Ausbildungsberufe von A-Z

Chemielaborant/-in (ab 01.08.2020)

Sorgfältiges und genaues Arbeiten im Umgang mit Chemikalien ist Voraussetzung. Für die Durchführung der Versuchsreihen ist außerdem Ausdauer und Geduld gefragt. Wer sich für Chemie, Physik und Mathematik interessiert und gerne im Labor arbeiten möchte, kann sich bewerben.
Chemielaboranten führen chemische Untersuchungen durch, analysieren Stoffe und dokumentieren die Ergebnisse. Sie sind zudem für die Einhaltung von Sicherheitsbestimmungen, die im Umgang mit Gefahrstoffen unerlässlich sind, zuständig. Sie arbeiten überwiegend in der Forschung von unterschiedlichen Produktionsbetrieben, zum Beispiel in der Nahrungsmittel-, Farben- und Lack- sowie der Kosmetikindustrie. Auch Hochschulinstitute gehören zu den Arbeitgebern.
Die Ausbildungsdauer beträgt gemäß Ausbildungsordnung dreieinhalb Jahre.
Hinweis der IHK: Zum 01.08.2020 tritt die Änderungsverordnung des Ausbildungsberufes zum Chemielaborant/-in in Kraft.

■ **BEREITGESTELLTE DATEN**
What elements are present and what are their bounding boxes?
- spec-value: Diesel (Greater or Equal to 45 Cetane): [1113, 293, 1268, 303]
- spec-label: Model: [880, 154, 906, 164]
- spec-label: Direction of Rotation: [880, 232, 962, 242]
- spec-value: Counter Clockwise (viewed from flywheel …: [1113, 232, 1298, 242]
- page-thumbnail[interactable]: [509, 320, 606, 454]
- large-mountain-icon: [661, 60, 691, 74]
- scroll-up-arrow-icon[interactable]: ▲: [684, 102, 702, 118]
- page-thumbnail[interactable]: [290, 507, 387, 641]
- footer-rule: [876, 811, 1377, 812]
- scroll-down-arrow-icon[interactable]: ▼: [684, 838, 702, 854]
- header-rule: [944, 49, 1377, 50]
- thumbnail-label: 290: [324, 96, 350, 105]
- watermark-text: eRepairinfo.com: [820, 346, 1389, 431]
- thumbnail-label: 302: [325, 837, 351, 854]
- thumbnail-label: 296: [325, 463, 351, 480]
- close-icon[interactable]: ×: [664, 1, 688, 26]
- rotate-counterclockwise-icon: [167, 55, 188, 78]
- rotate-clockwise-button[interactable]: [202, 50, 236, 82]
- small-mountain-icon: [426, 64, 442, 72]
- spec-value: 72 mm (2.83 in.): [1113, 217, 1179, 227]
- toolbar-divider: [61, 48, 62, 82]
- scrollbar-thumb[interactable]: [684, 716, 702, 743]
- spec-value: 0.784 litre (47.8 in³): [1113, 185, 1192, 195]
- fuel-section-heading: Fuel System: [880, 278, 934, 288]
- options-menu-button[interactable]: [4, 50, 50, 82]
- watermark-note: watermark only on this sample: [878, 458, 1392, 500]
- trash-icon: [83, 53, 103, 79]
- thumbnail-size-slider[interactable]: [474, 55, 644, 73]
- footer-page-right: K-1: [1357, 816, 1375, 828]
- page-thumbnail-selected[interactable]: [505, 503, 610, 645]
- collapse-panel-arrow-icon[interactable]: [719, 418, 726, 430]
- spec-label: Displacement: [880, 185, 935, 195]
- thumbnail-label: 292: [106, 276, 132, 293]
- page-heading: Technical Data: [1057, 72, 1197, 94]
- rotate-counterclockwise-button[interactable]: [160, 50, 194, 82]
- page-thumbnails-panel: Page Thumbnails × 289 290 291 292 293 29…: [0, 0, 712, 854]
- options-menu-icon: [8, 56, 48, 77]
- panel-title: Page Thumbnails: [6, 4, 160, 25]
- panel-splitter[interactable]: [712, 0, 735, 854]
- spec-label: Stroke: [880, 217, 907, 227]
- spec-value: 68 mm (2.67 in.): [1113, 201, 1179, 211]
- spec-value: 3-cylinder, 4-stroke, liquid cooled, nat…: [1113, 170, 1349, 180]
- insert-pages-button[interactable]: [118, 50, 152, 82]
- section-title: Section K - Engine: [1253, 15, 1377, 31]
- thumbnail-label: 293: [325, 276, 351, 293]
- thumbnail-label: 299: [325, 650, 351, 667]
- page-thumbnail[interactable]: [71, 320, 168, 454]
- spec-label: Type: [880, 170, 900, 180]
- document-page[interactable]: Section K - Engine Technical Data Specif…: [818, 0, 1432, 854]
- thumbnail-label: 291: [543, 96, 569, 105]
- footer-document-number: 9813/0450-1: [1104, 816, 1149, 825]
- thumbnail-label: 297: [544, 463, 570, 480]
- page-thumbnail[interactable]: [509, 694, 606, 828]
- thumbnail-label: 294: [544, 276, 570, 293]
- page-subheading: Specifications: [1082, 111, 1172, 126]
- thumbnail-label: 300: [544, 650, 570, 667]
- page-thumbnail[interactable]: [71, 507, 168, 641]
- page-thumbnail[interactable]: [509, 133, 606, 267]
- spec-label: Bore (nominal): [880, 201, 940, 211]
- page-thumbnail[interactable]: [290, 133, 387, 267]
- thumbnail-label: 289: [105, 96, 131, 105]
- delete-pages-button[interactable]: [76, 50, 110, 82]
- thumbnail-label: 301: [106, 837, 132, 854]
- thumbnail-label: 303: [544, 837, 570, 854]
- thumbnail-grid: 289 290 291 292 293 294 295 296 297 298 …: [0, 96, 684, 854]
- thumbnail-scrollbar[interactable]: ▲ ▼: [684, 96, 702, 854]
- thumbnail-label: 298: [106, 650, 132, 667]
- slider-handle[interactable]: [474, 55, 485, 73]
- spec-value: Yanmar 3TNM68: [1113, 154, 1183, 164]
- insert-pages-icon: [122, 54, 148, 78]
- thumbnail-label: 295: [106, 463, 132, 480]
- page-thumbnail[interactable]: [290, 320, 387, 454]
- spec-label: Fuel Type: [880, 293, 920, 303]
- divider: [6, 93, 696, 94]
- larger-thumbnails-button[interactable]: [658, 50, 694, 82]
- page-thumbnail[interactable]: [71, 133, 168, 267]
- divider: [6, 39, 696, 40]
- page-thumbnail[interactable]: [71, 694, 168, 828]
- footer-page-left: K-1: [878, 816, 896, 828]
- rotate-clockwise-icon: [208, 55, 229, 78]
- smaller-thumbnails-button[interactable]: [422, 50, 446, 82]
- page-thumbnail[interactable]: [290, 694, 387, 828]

■ **ZU BEANTWORTENDE FRAGEN**
A: Prüfen Sie, ob die folgenden Aussagen mit dem Text über den Ausbildungsberuf Chemielaborant/-in übereinstimmen, und beantworten Sie jede mit Ja oder Nein samt den entscheidenden Worten des Textes als wörtlichem Zitat: (i) Die Ausbildung dauert drei Jahre. (ii) Auch Hochschulinstitute zählen zu den Arbeitgebern. (iii) Chemielaboranten sind für die Einhaltung von Sicherheitsbestimmungen zuständig.
B: Geben Sie einen Abschnitt aus dem Text über den Ausbildungsberuf Chemielaborant/-in wortgetreu wieder, beginnend bei den Worten „Die Ausbildungsdauer beträgt“ und endend nach „zum Chemielaborant/-in in Kraft.“.
C: Führen Sie den Text über den Ausbildungsberuf Chemielaborant/-in an der Stelle fort, an der er endet.

■ **NUMMERIERTE ANTWORTEN**
A:
(i) Nein: „Die Ausbildungsdauer beträgt gemäß Ausbildungsordnung dreieinhalb Jahre.“
(ii) Ja: „Auch Hochschulinstitute gehören zu den Arbeitgebern.“
(iii) Ja: „Sie sind zudem für die Einhaltung von Sicherheitsbestimmungen, die im Umgang mit Gefahrstoffen unerlässlich sind, zuständig.“

B:
Die Ausbildungsdauer beträgt gemäß Ausbildungsordnung dreieinhalb Jahre.
Hinweis der IHK: Zum 01.08.2020 tritt die Änderungsverordnung des Ausbildungsberufes zum Chemielaborant/-in in Kraft.

C:
Die Digitalisierung hält inzwischen auch in den Laboren Einzug. Entsprechend ist die Verordnung aktualisiert worden. Außerdem sind die Wahlqualifikationen (WQ) neu geordnet worden. Für alle Berufe gibt es nun jeweils nur noch eine Auswahlliste. Für Chemielaboranten gibt es statt 28 künftig 20 WQs von je 13 Wochen Dauer, von denen sechs auszuwählen sind.
Die Verordnung und die sachliche und zeitliche Gliederung der Berufsausbildung finden Sie wie gewohnt im Bildungsportal.
Ausbildungsvergütung
Die Ausbildungsvergütung richtet sich nach dem Wirtschaftszweig des Ausbildungsbetriebes.
Gebühren
Für die Inanspruchnahme hoheitlicher Aufgaben werden Gebühren gemäß der Gebührenordnung der IHK Kassel-Marburg erhoben.